Work required:
Find every line in the records below that holds the word "content" and copy it.

Dataset items

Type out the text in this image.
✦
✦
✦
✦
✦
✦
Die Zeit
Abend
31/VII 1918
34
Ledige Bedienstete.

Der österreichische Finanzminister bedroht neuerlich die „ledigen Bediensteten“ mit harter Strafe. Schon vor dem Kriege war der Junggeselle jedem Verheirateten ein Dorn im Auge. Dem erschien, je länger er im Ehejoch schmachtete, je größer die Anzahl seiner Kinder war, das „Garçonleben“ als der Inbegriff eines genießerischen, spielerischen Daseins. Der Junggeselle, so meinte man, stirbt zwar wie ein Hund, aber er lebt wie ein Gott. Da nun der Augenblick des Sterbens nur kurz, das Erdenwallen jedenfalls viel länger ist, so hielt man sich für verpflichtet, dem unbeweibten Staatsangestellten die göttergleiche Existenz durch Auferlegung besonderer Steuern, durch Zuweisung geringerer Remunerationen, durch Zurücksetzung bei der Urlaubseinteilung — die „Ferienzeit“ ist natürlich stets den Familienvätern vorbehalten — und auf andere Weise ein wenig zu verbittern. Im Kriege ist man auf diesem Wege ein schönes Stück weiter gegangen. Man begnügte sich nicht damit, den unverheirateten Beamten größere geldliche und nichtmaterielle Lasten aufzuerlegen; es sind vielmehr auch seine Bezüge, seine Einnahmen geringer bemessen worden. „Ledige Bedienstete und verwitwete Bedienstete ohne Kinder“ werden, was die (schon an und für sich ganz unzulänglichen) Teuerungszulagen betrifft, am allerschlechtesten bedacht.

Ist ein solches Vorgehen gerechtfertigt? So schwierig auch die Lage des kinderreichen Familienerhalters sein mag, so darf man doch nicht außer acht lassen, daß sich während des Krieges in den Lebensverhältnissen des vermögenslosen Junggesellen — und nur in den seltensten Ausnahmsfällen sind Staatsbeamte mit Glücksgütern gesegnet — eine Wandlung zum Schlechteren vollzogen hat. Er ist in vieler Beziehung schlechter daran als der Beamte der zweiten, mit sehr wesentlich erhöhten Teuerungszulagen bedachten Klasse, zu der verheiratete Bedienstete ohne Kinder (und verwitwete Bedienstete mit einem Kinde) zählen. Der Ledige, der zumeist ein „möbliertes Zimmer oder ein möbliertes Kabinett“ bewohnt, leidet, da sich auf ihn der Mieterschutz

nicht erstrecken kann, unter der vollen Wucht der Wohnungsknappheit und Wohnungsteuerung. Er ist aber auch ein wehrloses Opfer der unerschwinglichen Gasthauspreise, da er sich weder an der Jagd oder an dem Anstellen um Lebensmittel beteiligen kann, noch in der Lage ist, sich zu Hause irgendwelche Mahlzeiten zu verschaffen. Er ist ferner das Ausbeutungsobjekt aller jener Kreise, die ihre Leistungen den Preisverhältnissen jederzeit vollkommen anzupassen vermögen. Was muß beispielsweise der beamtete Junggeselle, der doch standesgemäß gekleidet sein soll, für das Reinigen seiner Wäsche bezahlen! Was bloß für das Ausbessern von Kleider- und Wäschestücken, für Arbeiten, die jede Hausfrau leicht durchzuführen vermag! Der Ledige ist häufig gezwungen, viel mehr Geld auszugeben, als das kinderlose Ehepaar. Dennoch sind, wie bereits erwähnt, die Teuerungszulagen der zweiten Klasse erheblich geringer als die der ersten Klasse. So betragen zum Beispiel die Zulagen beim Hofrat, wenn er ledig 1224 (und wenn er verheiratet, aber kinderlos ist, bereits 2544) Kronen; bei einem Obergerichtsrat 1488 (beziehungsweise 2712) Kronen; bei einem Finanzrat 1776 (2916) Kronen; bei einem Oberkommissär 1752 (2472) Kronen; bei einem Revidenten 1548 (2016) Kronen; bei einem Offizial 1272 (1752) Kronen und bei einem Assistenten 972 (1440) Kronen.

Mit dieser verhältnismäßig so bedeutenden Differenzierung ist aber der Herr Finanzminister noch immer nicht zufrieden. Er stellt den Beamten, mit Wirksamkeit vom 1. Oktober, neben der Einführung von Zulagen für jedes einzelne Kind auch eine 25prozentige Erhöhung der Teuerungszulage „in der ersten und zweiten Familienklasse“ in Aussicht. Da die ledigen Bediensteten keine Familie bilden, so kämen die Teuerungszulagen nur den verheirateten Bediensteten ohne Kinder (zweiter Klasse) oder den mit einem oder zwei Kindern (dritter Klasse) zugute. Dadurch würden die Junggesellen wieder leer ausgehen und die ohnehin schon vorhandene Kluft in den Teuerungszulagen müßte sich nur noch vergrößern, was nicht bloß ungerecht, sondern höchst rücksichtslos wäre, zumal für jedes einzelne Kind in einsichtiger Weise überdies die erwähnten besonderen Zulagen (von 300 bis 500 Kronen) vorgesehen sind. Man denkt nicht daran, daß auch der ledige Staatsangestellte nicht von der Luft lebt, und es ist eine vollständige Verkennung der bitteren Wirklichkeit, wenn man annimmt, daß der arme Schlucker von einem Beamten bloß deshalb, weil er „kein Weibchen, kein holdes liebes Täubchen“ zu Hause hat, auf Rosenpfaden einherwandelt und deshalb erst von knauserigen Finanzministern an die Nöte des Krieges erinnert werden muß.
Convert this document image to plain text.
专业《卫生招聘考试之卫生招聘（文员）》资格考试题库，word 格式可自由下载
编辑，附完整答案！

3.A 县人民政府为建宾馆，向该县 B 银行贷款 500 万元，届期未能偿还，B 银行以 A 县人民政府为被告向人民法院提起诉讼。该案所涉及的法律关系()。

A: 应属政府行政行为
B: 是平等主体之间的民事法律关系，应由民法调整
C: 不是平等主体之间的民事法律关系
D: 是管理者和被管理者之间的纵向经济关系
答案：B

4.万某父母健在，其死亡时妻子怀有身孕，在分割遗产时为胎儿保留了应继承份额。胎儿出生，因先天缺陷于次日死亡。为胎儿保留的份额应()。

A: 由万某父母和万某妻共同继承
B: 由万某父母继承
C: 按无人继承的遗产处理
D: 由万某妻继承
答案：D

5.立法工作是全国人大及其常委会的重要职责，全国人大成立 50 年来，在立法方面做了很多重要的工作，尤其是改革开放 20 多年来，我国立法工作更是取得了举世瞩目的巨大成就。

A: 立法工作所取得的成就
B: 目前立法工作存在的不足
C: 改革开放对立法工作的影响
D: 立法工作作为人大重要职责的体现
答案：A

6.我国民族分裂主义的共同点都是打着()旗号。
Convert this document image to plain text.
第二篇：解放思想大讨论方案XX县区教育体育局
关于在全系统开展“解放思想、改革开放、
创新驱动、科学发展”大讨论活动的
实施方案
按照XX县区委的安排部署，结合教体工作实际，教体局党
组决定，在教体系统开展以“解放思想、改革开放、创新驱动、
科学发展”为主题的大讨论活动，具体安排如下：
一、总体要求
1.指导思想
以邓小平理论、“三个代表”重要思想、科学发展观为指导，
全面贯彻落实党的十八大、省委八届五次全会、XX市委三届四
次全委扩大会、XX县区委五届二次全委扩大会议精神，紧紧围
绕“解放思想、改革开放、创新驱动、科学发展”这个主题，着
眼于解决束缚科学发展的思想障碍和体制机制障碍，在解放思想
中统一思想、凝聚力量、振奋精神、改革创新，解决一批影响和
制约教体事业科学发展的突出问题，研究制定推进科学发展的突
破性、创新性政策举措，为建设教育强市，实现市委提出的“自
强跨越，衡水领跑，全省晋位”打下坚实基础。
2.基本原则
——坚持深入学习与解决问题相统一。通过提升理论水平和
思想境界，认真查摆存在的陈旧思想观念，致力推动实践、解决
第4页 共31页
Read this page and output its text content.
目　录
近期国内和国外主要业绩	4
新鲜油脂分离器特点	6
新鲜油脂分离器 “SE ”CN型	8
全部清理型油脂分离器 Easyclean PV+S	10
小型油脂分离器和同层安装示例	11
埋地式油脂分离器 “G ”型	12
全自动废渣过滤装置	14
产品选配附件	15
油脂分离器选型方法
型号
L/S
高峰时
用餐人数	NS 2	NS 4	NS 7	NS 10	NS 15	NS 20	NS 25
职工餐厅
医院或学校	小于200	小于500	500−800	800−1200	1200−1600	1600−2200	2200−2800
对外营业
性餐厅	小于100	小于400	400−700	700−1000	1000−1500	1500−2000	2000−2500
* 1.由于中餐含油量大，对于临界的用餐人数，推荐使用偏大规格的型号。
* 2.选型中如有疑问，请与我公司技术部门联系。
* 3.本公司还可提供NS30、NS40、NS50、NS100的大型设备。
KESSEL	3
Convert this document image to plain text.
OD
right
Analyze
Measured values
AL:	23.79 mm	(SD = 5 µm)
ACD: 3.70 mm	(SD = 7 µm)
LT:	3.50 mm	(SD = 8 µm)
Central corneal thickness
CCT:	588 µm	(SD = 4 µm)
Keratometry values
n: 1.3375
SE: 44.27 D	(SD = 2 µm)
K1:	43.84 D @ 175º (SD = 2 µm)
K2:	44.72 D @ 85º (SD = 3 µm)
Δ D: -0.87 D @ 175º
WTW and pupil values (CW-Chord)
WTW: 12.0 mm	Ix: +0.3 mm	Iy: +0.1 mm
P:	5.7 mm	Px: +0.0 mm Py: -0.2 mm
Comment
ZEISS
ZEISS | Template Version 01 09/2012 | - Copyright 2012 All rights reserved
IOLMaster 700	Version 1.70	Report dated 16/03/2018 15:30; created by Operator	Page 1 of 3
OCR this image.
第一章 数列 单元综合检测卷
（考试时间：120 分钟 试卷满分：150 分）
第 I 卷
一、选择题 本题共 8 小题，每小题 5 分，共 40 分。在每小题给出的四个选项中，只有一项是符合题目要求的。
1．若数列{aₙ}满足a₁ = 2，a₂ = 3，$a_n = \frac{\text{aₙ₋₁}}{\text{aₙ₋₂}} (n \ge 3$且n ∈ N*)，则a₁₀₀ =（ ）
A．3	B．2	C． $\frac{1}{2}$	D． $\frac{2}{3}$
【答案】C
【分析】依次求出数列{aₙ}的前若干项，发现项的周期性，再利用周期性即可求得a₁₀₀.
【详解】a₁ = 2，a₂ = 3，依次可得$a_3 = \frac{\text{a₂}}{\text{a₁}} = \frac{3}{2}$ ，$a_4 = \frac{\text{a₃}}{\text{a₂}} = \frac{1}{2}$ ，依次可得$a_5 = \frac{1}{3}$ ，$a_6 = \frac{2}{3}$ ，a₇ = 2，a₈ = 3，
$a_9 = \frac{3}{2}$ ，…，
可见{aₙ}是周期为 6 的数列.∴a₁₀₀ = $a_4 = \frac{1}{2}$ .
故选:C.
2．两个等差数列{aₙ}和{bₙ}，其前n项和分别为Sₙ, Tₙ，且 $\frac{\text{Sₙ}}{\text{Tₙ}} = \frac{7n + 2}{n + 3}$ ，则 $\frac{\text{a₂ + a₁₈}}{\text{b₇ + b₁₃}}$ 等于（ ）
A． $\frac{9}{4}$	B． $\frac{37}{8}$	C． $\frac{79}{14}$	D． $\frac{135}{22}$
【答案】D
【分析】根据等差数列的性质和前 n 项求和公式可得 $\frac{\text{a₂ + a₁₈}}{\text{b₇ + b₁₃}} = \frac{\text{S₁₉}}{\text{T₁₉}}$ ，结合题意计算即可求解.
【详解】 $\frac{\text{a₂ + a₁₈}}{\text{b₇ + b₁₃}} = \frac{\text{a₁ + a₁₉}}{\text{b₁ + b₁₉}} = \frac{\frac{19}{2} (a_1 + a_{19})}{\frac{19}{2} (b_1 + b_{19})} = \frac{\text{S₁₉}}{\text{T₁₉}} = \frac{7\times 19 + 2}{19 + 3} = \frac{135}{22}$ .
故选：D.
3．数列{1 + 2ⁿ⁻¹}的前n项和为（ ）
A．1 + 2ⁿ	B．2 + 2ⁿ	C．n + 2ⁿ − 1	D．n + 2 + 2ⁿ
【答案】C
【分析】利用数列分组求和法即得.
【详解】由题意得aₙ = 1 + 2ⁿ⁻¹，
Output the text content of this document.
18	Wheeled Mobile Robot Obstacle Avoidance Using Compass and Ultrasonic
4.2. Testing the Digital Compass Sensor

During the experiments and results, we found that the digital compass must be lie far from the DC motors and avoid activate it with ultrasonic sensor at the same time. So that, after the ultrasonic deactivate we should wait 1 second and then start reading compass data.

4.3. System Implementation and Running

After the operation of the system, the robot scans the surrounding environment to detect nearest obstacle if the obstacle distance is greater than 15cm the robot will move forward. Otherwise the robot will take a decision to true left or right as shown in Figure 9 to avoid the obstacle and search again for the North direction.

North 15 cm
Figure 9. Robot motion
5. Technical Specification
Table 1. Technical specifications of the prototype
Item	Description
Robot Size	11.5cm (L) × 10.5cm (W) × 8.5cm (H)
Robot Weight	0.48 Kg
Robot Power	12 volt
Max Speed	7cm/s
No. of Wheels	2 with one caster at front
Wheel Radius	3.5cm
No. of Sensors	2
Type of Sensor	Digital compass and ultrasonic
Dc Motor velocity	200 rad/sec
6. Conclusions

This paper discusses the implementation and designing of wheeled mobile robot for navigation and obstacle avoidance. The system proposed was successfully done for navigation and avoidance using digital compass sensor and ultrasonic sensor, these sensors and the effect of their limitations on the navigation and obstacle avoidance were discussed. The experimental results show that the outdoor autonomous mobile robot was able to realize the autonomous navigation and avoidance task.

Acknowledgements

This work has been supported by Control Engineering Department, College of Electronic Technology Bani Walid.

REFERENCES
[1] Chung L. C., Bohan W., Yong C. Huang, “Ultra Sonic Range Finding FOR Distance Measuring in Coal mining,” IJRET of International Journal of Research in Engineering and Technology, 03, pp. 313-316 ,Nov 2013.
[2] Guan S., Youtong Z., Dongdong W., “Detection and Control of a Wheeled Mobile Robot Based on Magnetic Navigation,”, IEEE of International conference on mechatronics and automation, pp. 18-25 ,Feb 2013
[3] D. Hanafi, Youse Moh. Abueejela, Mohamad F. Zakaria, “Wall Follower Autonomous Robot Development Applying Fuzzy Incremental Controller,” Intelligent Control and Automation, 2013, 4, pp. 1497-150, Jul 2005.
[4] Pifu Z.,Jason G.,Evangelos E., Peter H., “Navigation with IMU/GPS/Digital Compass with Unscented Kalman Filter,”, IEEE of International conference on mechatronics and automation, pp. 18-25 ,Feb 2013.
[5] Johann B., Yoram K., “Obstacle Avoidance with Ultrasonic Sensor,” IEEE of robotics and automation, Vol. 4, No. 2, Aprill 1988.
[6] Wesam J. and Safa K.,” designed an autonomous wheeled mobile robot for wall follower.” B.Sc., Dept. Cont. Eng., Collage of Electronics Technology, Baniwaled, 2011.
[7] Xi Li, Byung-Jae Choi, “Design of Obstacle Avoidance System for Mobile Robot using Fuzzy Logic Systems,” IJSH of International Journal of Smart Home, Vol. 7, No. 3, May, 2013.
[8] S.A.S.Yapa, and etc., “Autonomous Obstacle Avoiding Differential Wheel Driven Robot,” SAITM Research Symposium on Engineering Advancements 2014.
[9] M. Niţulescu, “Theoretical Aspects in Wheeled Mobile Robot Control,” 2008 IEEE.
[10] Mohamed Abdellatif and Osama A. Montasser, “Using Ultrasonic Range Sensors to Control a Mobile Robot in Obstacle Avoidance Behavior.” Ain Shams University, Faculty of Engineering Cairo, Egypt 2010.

Task solution:
Read this page and output its text content.
Output the text content of this document.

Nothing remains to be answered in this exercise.